*Dataset entries*
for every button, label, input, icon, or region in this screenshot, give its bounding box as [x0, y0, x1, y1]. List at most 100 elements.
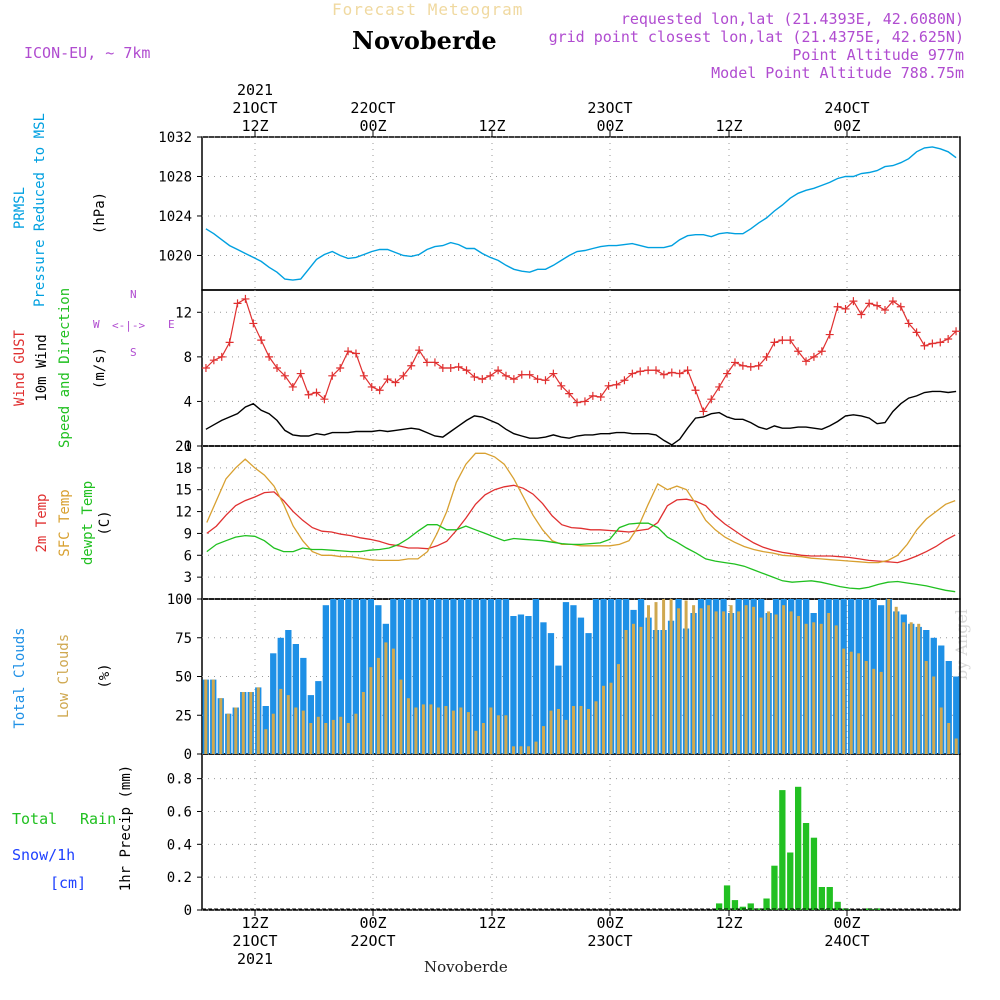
low-cloud-bar — [819, 623, 823, 754]
low-cloud-bar — [226, 713, 230, 754]
gust-marker — [209, 356, 218, 365]
gust-marker — [604, 381, 613, 390]
total-cloud-bar — [938, 645, 945, 754]
gust-marker — [525, 370, 534, 379]
compass-e: E — [168, 318, 175, 331]
gust-marker — [770, 338, 779, 347]
panel-frame — [201, 136, 961, 291]
compass-n: N — [130, 288, 137, 301]
y-tick-label: 12 — [175, 505, 192, 521]
low-cloud-bar — [744, 605, 748, 754]
low-cloud-bar — [617, 664, 620, 754]
gust-marker — [817, 347, 826, 356]
gust-marker — [802, 357, 811, 366]
low-cloud-bar — [662, 599, 666, 754]
footer-location: Novoberde — [424, 958, 508, 976]
low-cloud-bar — [692, 605, 696, 754]
gust-marker — [257, 336, 266, 345]
low-cloud-bar — [579, 706, 583, 754]
dewpt-line — [206, 522, 956, 593]
low-cloud-bar — [827, 613, 831, 754]
low-cloud-bar — [639, 626, 643, 754]
gust-marker — [849, 297, 858, 306]
gust-marker — [644, 366, 653, 375]
gust-marker — [786, 336, 795, 345]
low-cloud-bar — [894, 606, 898, 755]
gust-marker — [217, 352, 226, 361]
y-tick-label: 4 — [184, 394, 192, 410]
low-cloud-bar — [737, 611, 741, 754]
compass-arrows: <-|-> — [112, 319, 146, 332]
time-label-bottom: 00Z — [596, 914, 623, 932]
y-tick-label: 0 — [184, 592, 192, 608]
gust-marker — [383, 375, 392, 384]
low-cloud-bar — [849, 651, 853, 754]
low-cloud-bar — [947, 723, 951, 754]
low-cloud-bar — [932, 676, 936, 754]
gust-marker — [454, 362, 463, 371]
low-cloud-bar — [872, 668, 876, 755]
low-cloud-bar — [496, 715, 500, 755]
y-tick-label: 1020 — [158, 248, 192, 264]
grid-point-coords: grid point closest lon,lat (21.4375E, 42… — [548, 28, 964, 46]
rain-bar — [755, 908, 762, 910]
low-cloud-bar — [481, 723, 485, 754]
low-cloud-bar — [436, 707, 440, 754]
low-cloud-bar — [609, 682, 613, 754]
gust-marker — [865, 299, 874, 308]
rain-bar — [826, 887, 833, 910]
low-cloud-bar — [647, 605, 650, 754]
total-cloud-bar — [300, 657, 307, 754]
total-cloud-bar — [450, 599, 457, 754]
gust-marker — [430, 358, 439, 367]
rain-bar — [747, 903, 754, 910]
gust-marker — [351, 349, 360, 358]
total-cloud-bar — [420, 599, 427, 754]
low-cloud-bar — [399, 679, 403, 754]
low-cloud-bar — [804, 623, 808, 754]
gust-marker — [336, 364, 345, 372]
y-tick-label: 0 — [184, 903, 192, 919]
low-cloud-bar — [917, 623, 921, 754]
low-cloud-bar — [684, 600, 688, 754]
gust-marker — [920, 341, 929, 350]
y-tick-label: 0.8 — [167, 772, 192, 788]
low-cloud-bar — [797, 616, 801, 754]
gust-marker — [573, 398, 582, 407]
low-cloud-bar — [466, 712, 470, 754]
y-tick-label: 0.2 — [167, 870, 192, 886]
gust-marker — [652, 366, 661, 375]
y-tick-label: 18 — [175, 461, 192, 477]
low-cloud-bar — [241, 692, 245, 754]
low-cloud-bar — [564, 719, 568, 754]
total-cloud-bar — [345, 599, 352, 754]
gust-marker — [936, 338, 945, 347]
gust-marker — [549, 369, 558, 378]
y-tick-label: 21 — [175, 439, 192, 455]
gust-marker — [415, 346, 424, 355]
gust-marker — [391, 378, 400, 387]
gust-marker — [841, 304, 850, 313]
rain-bar — [716, 903, 723, 910]
low-cloud-bar — [782, 605, 786, 754]
low-cloud-bar — [459, 707, 463, 754]
low-cloud-bar — [211, 679, 215, 754]
total-cloud-bar — [600, 599, 607, 754]
gust-marker — [296, 369, 305, 378]
low-cloud-bar — [587, 709, 590, 754]
gust-marker — [944, 335, 953, 344]
gust-marker — [478, 375, 487, 384]
total-cloud-bar — [270, 653, 277, 755]
time-label-bottom: 2021 — [237, 950, 273, 968]
gust-marker — [557, 381, 566, 390]
gust-marker — [809, 352, 818, 361]
total-cloud-bar — [953, 676, 960, 754]
gust-marker — [778, 336, 787, 345]
gust-marker — [699, 407, 708, 416]
low-cloud-bar — [354, 713, 358, 754]
gust-marker — [446, 364, 455, 372]
total-cloud-bar — [412, 599, 419, 754]
gust-marker — [612, 380, 621, 389]
rain-bar — [818, 887, 825, 910]
low-cloud-bar — [391, 648, 395, 754]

*What needs to be done*
Find every line in the items above that contains the string "total", matching case exactly, and copy each of those lines.

*Answer for this exercise*
total-cloud-bar — [938, 645, 945, 754]
total-cloud-bar — [300, 657, 307, 754]
total-cloud-bar — [450, 599, 457, 754]
total-cloud-bar — [420, 599, 427, 754]
total-cloud-bar — [345, 599, 352, 754]
total-cloud-bar — [600, 599, 607, 754]
total-cloud-bar — [270, 653, 277, 755]
total-cloud-bar — [953, 676, 960, 754]
total-cloud-bar — [412, 599, 419, 754]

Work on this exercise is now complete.